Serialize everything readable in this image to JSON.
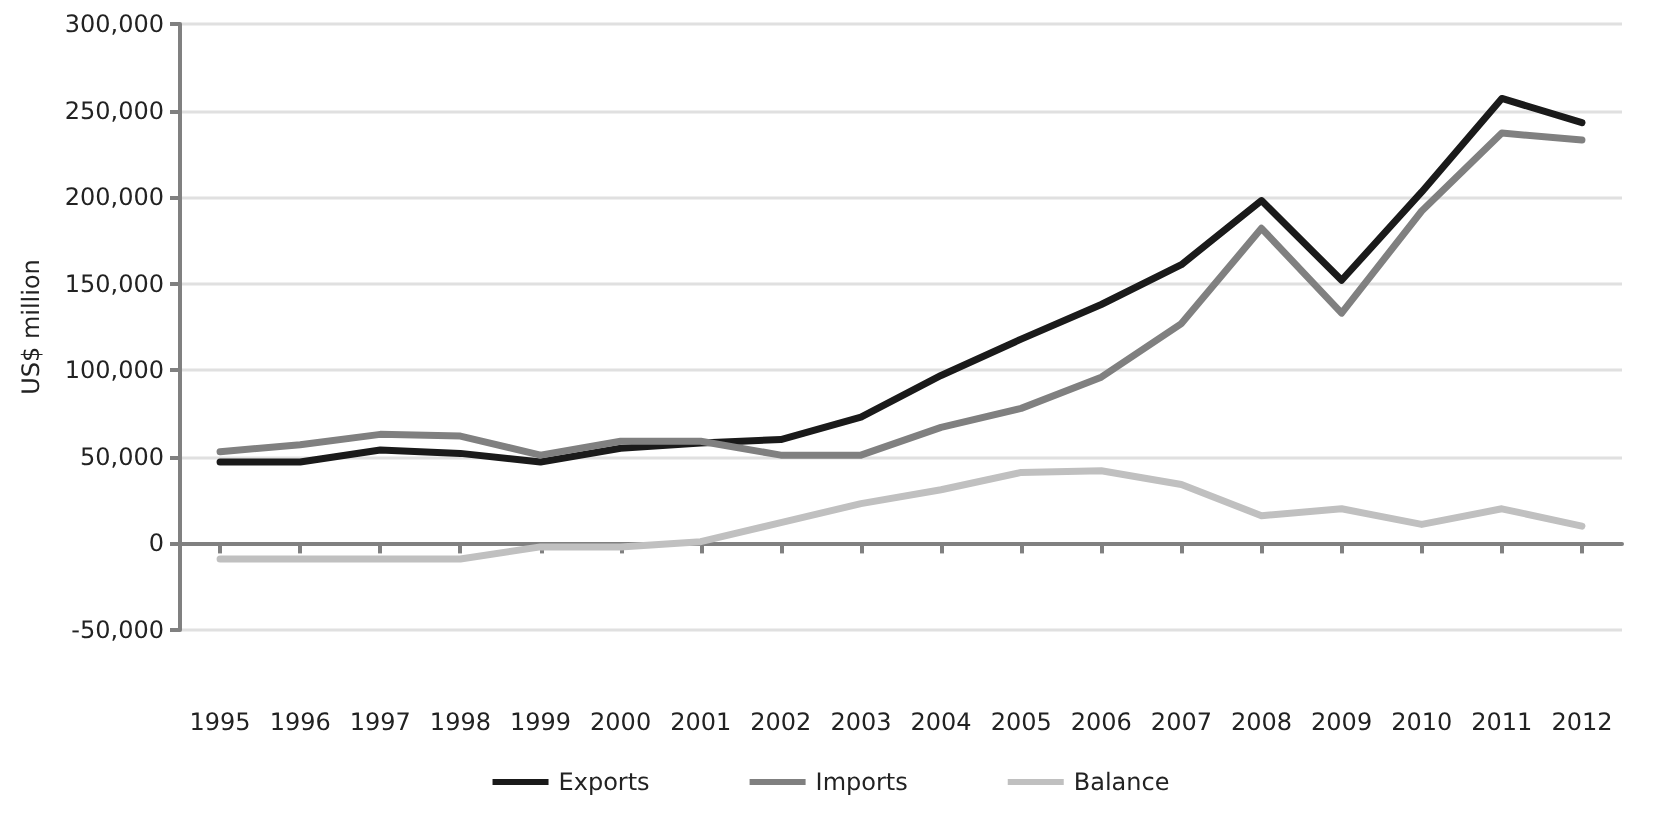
{
  "chart_data": {
    "type": "line",
    "ylabel": "US$ million",
    "categories": [
      "1995",
      "1996",
      "1997",
      "1998",
      "1999",
      "2000",
      "2001",
      "2002",
      "2003",
      "2004",
      "2005",
      "2006",
      "2007",
      "2008",
      "2009",
      "2010",
      "2011",
      "2012"
    ],
    "series": [
      {
        "name": "Exports",
        "color": "#1a1a1a",
        "values": [
          47000,
          47000,
          54000,
          52000,
          47000,
          55000,
          58000,
          60000,
          73000,
          97000,
          118000,
          138000,
          161000,
          198000,
          152000,
          203000,
          257000,
          243000
        ]
      },
      {
        "name": "Imports",
        "color": "#808080",
        "values": [
          53000,
          57000,
          63000,
          62000,
          51000,
          59000,
          59000,
          51000,
          51000,
          67000,
          78000,
          96000,
          127000,
          182000,
          133000,
          192000,
          237000,
          233000
        ]
      },
      {
        "name": "Balance",
        "color": "#c0c0c0",
        "values": [
          -9000,
          -9000,
          -9000,
          -9000,
          -2000,
          -2000,
          1000,
          12000,
          23000,
          31000,
          41000,
          42000,
          34000,
          16000,
          20000,
          11000,
          20000,
          10000
        ]
      }
    ],
    "ylim": [
      -50000,
      300000
    ],
    "yticks": [
      {
        "value": -50000,
        "label": "-50,000"
      },
      0,
      {
        "value": 50000,
        "label": "50,000"
      },
      {
        "value": 100000,
        "label": "100,000"
      },
      {
        "value": 150000,
        "label": "150,000"
      },
      {
        "value": 200000,
        "label": "200,000"
      },
      {
        "value": 250000,
        "label": "250,000"
      },
      {
        "value": 300000,
        "label": "300,000"
      }
    ],
    "grid": "y",
    "legend": "bottom",
    "marker": "none",
    "line_style": "solid"
  }
}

□ □ □ □ □

Reproduce all the records verbatim, excluding images.

Serialize everything readable in this image to JSON.
{
  "chart_data": {
    "type": "line",
    "ylabel": "US$ million",
    "categories": [
      "1995",
      "1996",
      "1997",
      "1998",
      "1999",
      "2000",
      "2001",
      "2002",
      "2003",
      "2004",
      "2005",
      "2006",
      "2007",
      "2008",
      "2009",
      "2010",
      "2011",
      "2012"
    ],
    "series": [
      {
        "name": "Exports",
        "color": "#1a1a1a",
        "values": [
          47000,
          47000,
          54000,
          52000,
          47000,
          55000,
          58000,
          60000,
          73000,
          97000,
          118000,
          138000,
          161000,
          198000,
          152000,
          203000,
          257000,
          243000
        ]
      },
      {
        "name": "Imports",
        "color": "#808080",
        "values": [
          53000,
          57000,
          63000,
          62000,
          51000,
          59000,
          59000,
          51000,
          51000,
          67000,
          78000,
          96000,
          127000,
          182000,
          133000,
          192000,
          237000,
          233000
        ]
      },
      {
        "name": "Balance",
        "color": "#c0c0c0",
        "values": [
          -9000,
          -9000,
          -9000,
          -9000,
          -2000,
          -2000,
          1000,
          12000,
          23000,
          31000,
          41000,
          42000,
          34000,
          16000,
          20000,
          11000,
          20000,
          10000
        ]
      }
    ],
    "ylim": [
      -50000,
      300000
    ],
    "yticks": [
      {
        "value": -50000,
        "label": "-50,000"
      },
      0,
      {
        "value": 50000,
        "label": "50,000"
      },
      {
        "value": 100000,
        "label": "100,000"
      },
      {
        "value": 150000,
        "label": "150,000"
      },
      {
        "value": 200000,
        "label": "200,000"
      },
      {
        "value": 250000,
        "label": "250,000"
      },
      {
        "value": 300000,
        "label": "300,000"
      }
    ],
    "grid": "y",
    "legend": "bottom",
    "marker": "none",
    "line_style": "solid"
  }
}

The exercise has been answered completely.